* **What the task asks**: Which lines below contain "specificity"? Pull them out.

* **Supplied data**:
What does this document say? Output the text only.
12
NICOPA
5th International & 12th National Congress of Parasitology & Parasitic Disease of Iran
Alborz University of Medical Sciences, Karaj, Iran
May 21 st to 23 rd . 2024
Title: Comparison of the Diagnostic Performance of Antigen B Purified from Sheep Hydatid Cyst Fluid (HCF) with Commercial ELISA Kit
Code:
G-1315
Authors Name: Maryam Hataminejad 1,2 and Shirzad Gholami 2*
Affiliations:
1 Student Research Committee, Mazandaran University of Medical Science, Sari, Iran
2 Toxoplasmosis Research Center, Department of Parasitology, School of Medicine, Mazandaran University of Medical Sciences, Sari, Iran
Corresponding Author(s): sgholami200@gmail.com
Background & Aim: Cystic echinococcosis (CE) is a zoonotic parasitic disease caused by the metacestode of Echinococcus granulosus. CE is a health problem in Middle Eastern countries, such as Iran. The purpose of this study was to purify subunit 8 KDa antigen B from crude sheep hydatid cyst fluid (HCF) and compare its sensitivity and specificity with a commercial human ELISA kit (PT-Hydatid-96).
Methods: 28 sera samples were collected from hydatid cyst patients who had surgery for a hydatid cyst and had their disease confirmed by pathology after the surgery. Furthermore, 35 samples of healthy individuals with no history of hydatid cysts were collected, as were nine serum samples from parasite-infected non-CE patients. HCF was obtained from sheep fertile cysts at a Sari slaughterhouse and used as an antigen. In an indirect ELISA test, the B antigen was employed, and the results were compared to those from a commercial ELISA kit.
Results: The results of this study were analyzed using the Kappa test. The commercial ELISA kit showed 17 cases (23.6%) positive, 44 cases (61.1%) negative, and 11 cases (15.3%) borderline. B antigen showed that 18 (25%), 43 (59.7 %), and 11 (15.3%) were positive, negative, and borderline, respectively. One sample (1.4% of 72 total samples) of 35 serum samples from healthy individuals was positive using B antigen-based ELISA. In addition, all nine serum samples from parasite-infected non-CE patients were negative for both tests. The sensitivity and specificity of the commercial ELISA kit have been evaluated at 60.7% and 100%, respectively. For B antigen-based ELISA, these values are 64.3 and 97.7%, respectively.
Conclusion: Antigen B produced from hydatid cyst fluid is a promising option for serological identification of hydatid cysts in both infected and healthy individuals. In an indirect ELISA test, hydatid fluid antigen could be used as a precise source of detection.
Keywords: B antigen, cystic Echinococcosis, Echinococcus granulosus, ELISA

* **Task response**:
Background & Aim: Cystic echinococcosis (CE) is a zoonotic parasitic disease caused by the metacestode of Echinococcus granulosus. CE is a health problem in Middle Eastern countries, such as Iran. The purpose of this study was to purify subunit 8 KDa antigen B from crude sheep hydatid cyst fluid (HCF) and compare its sensitivity and specificity with a commercial human ELISA kit (PT-Hydatid-96).
Results: The results of this study were analyzed using the Kappa test. The commercial ELISA kit showed 17 cases (23.6%) positive, 44 cases (61.1%) negative, and 11 cases (15.3%) borderline. B antigen showed that 18 (25%), 43 (59.7 %), and 11 (15.3%) were positive, negative, and borderline, respectively. One sample (1.4% of 72 total samples) of 35 serum samples from healthy individuals was positive using B antigen-based ELISA. In addition, all nine serum samples from parasite-infected non-CE patients were negative for both tests. The sensitivity and specificity of the commercial ELISA kit have been evaluated at 60.7% and 100%, respectively. For B antigen-based ELISA, these values are 64.3 and 97.7%, respectively.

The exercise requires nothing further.